[What the exercise asks] Every line of the listing must be reproduced as it stands. Leave the images behind.

***** Available data *****

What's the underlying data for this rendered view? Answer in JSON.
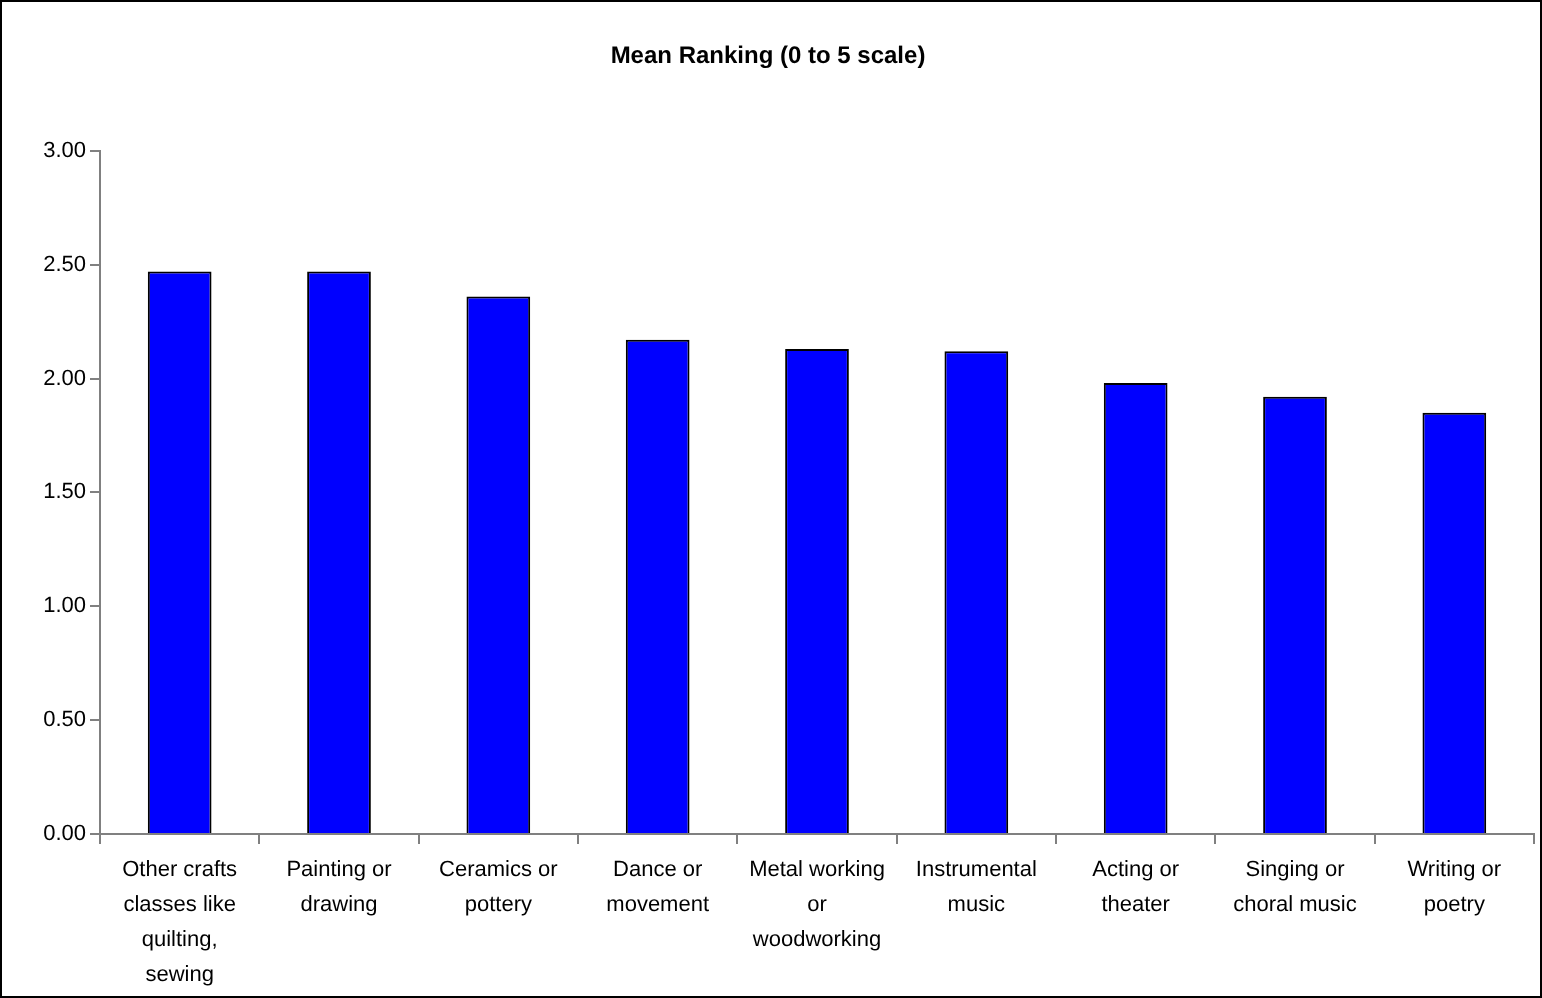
{
  "chart_data": {
    "type": "bar",
    "title": "Mean Ranking (0 to 5 scale)",
    "categories": [
      "Other crafts classes like quilting, sewing",
      "Painting or drawing",
      "Ceramics or pottery",
      "Dance or movement",
      "Metal working or woodworking",
      "Instrumental music",
      "Acting or theater",
      "Singing or choral music",
      "Writing or poetry"
    ],
    "values": [
      2.47,
      2.47,
      2.36,
      2.17,
      2.13,
      2.12,
      1.98,
      1.92,
      1.85
    ],
    "color": "#0000ff",
    "ylim": [
      0,
      3
    ],
    "yticks": [
      {
        "value": 0,
        "label": "0.00"
      },
      {
        "value": 0.5,
        "label": "0.50"
      },
      {
        "value": 1,
        "label": "1.00"
      },
      {
        "value": 1.5,
        "label": "1.50"
      },
      {
        "value": 2,
        "label": "2.00"
      },
      {
        "value": 2.5,
        "label": "2.50"
      },
      {
        "value": 3,
        "label": "3.00"
      }
    ]
  }
}
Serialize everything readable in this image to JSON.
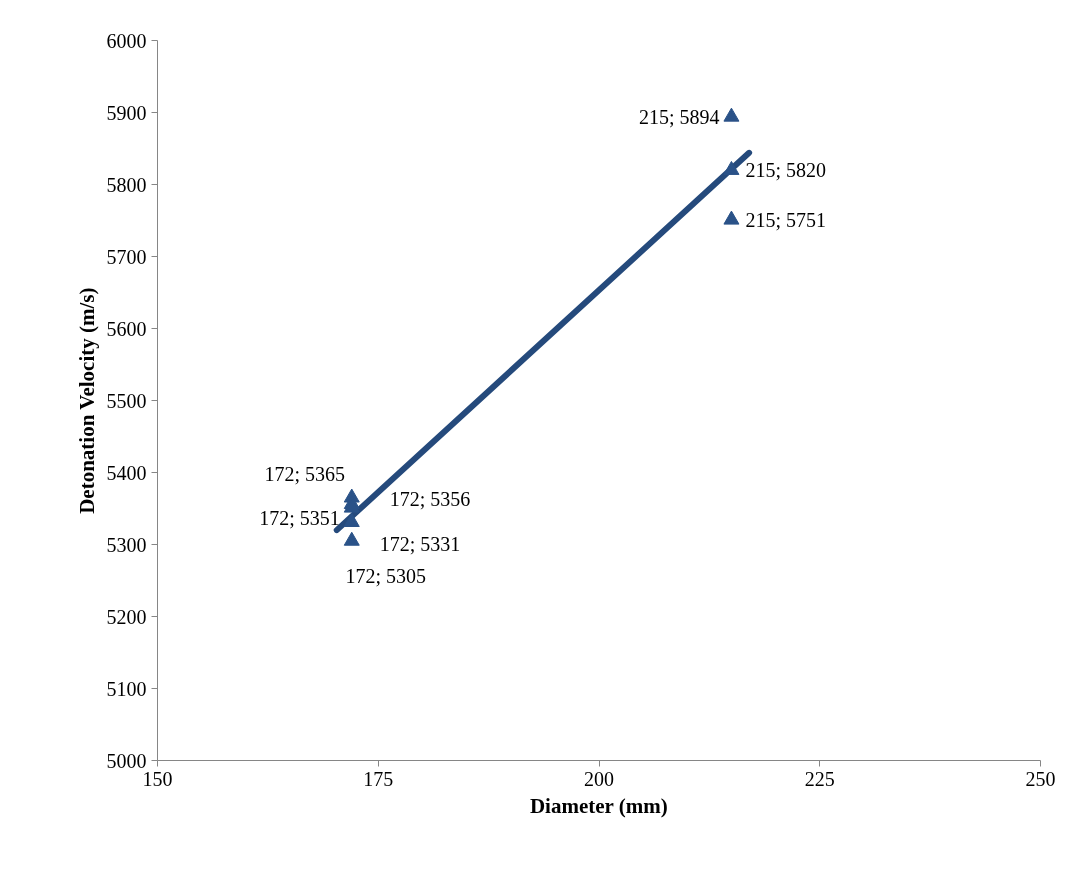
{
  "chart_data": {
    "type": "scatter",
    "xlabel": "Diameter (mm)",
    "ylabel": "Detonation Velocity (m/s)",
    "xlim": [
      150,
      250
    ],
    "xticks": [
      150,
      175,
      200,
      225,
      250
    ],
    "ylim": [
      5000,
      6000
    ],
    "yticks": [
      5000,
      5100,
      5200,
      5300,
      5400,
      5500,
      5600,
      5700,
      5800,
      5900,
      6000
    ],
    "grid": false,
    "series": [
      {
        "marker": "triangle",
        "color": "#2a5288",
        "x": [
          215,
          215,
          215,
          172,
          172,
          172,
          172,
          172
        ],
        "values": [
          5894,
          5820,
          5751,
          5365,
          5356,
          5351,
          5331,
          5305
        ],
        "value_labels": [
          "215; 5894",
          "215; 5820",
          "215; 5751",
          "172; 5365",
          "172; 5356",
          "172; 5351",
          "172; 5331",
          "172; 5305"
        ]
      },
      {
        "type": "line",
        "color": "#254a7c",
        "line_style": "solid",
        "x": [
          170.3,
          217
        ],
        "values": [
          5320,
          5844
        ]
      }
    ]
  }
}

*****

[Answer to this task]
What's the underlying data for this rendered view? Answer in JSON.
{
  "chart_data": {
    "type": "bar",
    "title": "Mean Ranking (0 to 5 scale)",
    "categories": [
      "Other crafts classes like quilting, sewing",
      "Painting or drawing",
      "Ceramics or pottery",
      "Dance or movement",
      "Metal working or woodworking",
      "Instrumental music",
      "Acting or theater",
      "Singing or choral music",
      "Writing or poetry"
    ],
    "values": [
      2.47,
      2.47,
      2.36,
      2.17,
      2.13,
      2.12,
      1.98,
      1.92,
      1.85
    ],
    "color": "#0000ff",
    "ylim": [
      0,
      3
    ],
    "yticks": [
      {
        "value": 0,
        "label": "0.00"
      },
      {
        "value": 0.5,
        "label": "0.50"
      },
      {
        "value": 1,
        "label": "1.00"
      },
      {
        "value": 1.5,
        "label": "1.50"
      },
      {
        "value": 2,
        "label": "2.00"
      },
      {
        "value": 2.5,
        "label": "2.50"
      },
      {
        "value": 3,
        "label": "3.00"
      }
    ]
  }
}
Serialize everything readable in this image to JSON.
{
  "chart_data": {
    "type": "scatter",
    "xlabel": "Diameter (mm)",
    "ylabel": "Detonation Velocity (m/s)",
    "xlim": [
      150,
      250
    ],
    "xticks": [
      150,
      175,
      200,
      225,
      250
    ],
    "ylim": [
      5000,
      6000
    ],
    "yticks": [
      5000,
      5100,
      5200,
      5300,
      5400,
      5500,
      5600,
      5700,
      5800,
      5900,
      6000
    ],
    "grid": false,
    "series": [
      {
        "marker": "triangle",
        "color": "#2a5288",
        "x": [
          215,
          215,
          215,
          172,
          172,
          172,
          172,
          172
        ],
        "values": [
          5894,
          5820,
          5751,
          5365,
          5356,
          5351,
          5331,
          5305
        ],
        "value_labels": [
          "215; 5894",
          "215; 5820",
          "215; 5751",
          "172; 5365",
          "172; 5356",
          "172; 5351",
          "172; 5331",
          "172; 5305"
        ]
      },
      {
        "type": "line",
        "color": "#254a7c",
        "line_style": "solid",
        "x": [
          170.3,
          217
        ],
        "values": [
          5320,
          5844
        ]
      }
    ]
  }
}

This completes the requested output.